Data entries:

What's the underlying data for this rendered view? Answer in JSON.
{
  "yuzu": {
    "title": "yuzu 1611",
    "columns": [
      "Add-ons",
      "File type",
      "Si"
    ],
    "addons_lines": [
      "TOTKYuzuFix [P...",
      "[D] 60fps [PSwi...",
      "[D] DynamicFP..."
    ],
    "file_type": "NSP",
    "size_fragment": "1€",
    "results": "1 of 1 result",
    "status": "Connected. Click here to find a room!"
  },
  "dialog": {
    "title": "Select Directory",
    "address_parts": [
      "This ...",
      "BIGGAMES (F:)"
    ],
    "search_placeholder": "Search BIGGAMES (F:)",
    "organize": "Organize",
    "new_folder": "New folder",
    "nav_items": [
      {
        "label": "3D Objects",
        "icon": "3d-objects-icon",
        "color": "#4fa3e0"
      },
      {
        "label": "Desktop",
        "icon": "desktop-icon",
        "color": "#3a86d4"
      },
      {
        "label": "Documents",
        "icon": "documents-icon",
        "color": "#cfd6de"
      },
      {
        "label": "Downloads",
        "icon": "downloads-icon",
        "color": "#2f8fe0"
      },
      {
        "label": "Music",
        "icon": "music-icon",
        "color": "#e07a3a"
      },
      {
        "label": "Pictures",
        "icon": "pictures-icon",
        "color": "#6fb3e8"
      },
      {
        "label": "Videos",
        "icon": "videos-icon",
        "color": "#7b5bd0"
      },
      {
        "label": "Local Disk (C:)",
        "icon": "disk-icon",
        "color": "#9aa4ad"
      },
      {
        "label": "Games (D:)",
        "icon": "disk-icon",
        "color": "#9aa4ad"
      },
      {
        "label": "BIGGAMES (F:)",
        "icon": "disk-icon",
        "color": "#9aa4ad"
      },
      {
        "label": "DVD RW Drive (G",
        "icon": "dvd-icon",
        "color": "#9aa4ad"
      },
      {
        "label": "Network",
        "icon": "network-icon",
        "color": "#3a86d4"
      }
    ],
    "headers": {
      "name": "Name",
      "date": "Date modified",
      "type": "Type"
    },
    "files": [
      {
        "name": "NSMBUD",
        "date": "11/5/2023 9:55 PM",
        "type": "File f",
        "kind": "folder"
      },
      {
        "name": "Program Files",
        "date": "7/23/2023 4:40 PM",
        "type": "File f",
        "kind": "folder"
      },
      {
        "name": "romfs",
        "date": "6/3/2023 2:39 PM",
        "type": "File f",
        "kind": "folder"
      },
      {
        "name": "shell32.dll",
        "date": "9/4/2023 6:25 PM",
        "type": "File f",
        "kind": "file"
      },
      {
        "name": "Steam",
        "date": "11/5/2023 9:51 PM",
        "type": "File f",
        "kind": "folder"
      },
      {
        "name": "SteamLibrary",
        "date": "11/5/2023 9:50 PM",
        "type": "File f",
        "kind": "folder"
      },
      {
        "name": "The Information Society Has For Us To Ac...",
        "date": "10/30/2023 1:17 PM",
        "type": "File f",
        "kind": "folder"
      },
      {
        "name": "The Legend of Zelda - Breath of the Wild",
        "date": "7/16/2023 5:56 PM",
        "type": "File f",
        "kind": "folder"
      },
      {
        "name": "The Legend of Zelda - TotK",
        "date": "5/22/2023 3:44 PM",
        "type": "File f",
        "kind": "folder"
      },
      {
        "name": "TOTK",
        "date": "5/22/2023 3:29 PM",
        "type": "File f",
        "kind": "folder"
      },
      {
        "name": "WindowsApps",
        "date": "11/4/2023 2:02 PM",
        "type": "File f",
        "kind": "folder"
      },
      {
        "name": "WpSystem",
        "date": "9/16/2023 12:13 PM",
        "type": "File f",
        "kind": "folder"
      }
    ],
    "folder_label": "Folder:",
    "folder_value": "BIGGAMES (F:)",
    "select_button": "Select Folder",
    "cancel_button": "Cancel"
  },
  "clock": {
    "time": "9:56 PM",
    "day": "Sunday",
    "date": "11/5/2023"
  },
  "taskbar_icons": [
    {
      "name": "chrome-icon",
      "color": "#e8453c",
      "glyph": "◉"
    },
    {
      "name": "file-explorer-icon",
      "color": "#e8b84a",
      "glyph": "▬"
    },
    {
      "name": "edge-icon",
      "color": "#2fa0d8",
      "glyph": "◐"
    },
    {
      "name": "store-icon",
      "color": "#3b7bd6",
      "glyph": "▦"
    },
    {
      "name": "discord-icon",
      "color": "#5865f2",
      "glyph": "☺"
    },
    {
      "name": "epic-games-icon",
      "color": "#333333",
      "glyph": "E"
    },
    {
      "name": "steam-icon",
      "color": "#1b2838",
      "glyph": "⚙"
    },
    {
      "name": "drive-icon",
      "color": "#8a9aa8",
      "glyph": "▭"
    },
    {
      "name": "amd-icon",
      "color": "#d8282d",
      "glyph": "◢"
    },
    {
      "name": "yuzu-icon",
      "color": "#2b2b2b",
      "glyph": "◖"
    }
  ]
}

Required work
Set down each entry again, unchanged.

Result for this task
What's the underlying data for this rendered view? Answer in JSON.
{
  "yuzu": {
    "title": "yuzu 1611",
    "columns": [
      "Add-ons",
      "File type",
      "Si"
    ],
    "addons_lines": [
      "TOTKYuzuFix [P...",
      "[D] 60fps [PSwi...",
      "[D] DynamicFP..."
    ],
    "file_type": "NSP",
    "size_fragment": "1€",
    "results": "1 of 1 result",
    "status": "Connected. Click here to find a room!"
  },
  "dialog": {
    "title": "Select Directory",
    "address_parts": [
      "This ...",
      "BIGGAMES (F:)"
    ],
    "search_placeholder": "Search BIGGAMES (F:)",
    "organize": "Organize",
    "new_folder": "New folder",
    "nav_items": [
      {
        "label": "3D Objects",
        "icon": "3d-objects-icon",
        "color": "#4fa3e0"
      },
      {
        "label": "Desktop",
        "icon": "desktop-icon",
        "color": "#3a86d4"
      },
      {
        "label": "Documents",
        "icon": "documents-icon",
        "color": "#cfd6de"
      },
      {
        "label": "Downloads",
        "icon": "downloads-icon",
        "color": "#2f8fe0"
      },
      {
        "label": "Music",
        "icon": "music-icon",
        "color": "#e07a3a"
      },
      {
        "label": "Pictures",
        "icon": "pictures-icon",
        "color": "#6fb3e8"
      },
      {
        "label": "Videos",
        "icon": "videos-icon",
        "color": "#7b5bd0"
      },
      {
        "label": "Local Disk (C:)",
        "icon": "disk-icon",
        "color": "#9aa4ad"
      },
      {
        "label": "Games (D:)",
        "icon": "disk-icon",
        "color": "#9aa4ad"
      },
      {
        "label": "BIGGAMES (F:)",
        "icon": "disk-icon",
        "color": "#9aa4ad"
      },
      {
        "label": "DVD RW Drive (G",
        "icon": "dvd-icon",
        "color": "#9aa4ad"
      },
      {
        "label": "Network",
        "icon": "network-icon",
        "color": "#3a86d4"
      }
    ],
    "headers": {
      "name": "Name",
      "date": "Date modified",
      "type": "Type"
    },
    "files": [
      {
        "name": "NSMBUD",
        "date": "11/5/2023 9:55 PM",
        "type": "File f",
        "kind": "folder"
      },
      {
        "name": "Program Files",
        "date": "7/23/2023 4:40 PM",
        "type": "File f",
        "kind": "folder"
      },
      {
        "name": "romfs",
        "date": "6/3/2023 2:39 PM",
        "type": "File f",
        "kind": "folder"
      },
      {
        "name": "shell32.dll",
        "date": "9/4/2023 6:25 PM",
        "type": "File f",
        "kind": "file"
      },
      {
        "name": "Steam",
        "date": "11/5/2023 9:51 PM",
        "type": "File f",
        "kind": "folder"
      },
      {
        "name": "SteamLibrary",
        "date": "11/5/2023 9:50 PM",
        "type": "File f",
        "kind": "folder"
      },
      {
        "name": "The Information Society Has For Us To Ac...",
        "date": "10/30/2023 1:17 PM",
        "type": "File f",
        "kind": "folder"
      },
      {
        "name": "The Legend of Zelda - Breath of the Wild",
        "date": "7/16/2023 5:56 PM",
        "type": "File f",
        "kind": "folder"
      },
      {
        "name": "The Legend of Zelda - TotK",
        "date": "5/22/2023 3:44 PM",
        "type": "File f",
        "kind": "folder"
      },
      {
        "name": "TOTK",
        "date": "5/22/2023 3:29 PM",
        "type": "File f",
        "kind": "folder"
      },
      {
        "name": "WindowsApps",
        "date": "11/4/2023 2:02 PM",
        "type": "File f",
        "kind": "folder"
      },
      {
        "name": "WpSystem",
        "date": "9/16/2023 12:13 PM",
        "type": "File f",
        "kind": "folder"
      }
    ],
    "folder_label": "Folder:",
    "folder_value": "BIGGAMES (F:)",
    "select_button": "Select Folder",
    "cancel_button": "Cancel"
  },
  "clock": {
    "time": "9:56 PM",
    "day": "Sunday",
    "date": "11/5/2023"
  },
  "taskbar_icons": [
    {
      "name": "chrome-icon",
      "color": "#e8453c",
      "glyph": "◉"
    },
    {
      "name": "file-explorer-icon",
      "color": "#e8b84a",
      "glyph": "▬"
    },
    {
      "name": "edge-icon",
      "color": "#2fa0d8",
      "glyph": "◐"
    },
    {
      "name": "store-icon",
      "color": "#3b7bd6",
      "glyph": "▦"
    },
    {
      "name": "discord-icon",
      "color": "#5865f2",
      "glyph": "☺"
    },
    {
      "name": "epic-games-icon",
      "color": "#333333",
      "glyph": "E"
    },
    {
      "name": "steam-icon",
      "color": "#1b2838",
      "glyph": "⚙"
    },
    {
      "name": "drive-icon",
      "color": "#8a9aa8",
      "glyph": "▭"
    },
    {
      "name": "amd-icon",
      "color": "#d8282d",
      "glyph": "◢"
    },
    {
      "name": "yuzu-icon",
      "color": "#2b2b2b",
      "glyph": "◖"
    }
  ]
}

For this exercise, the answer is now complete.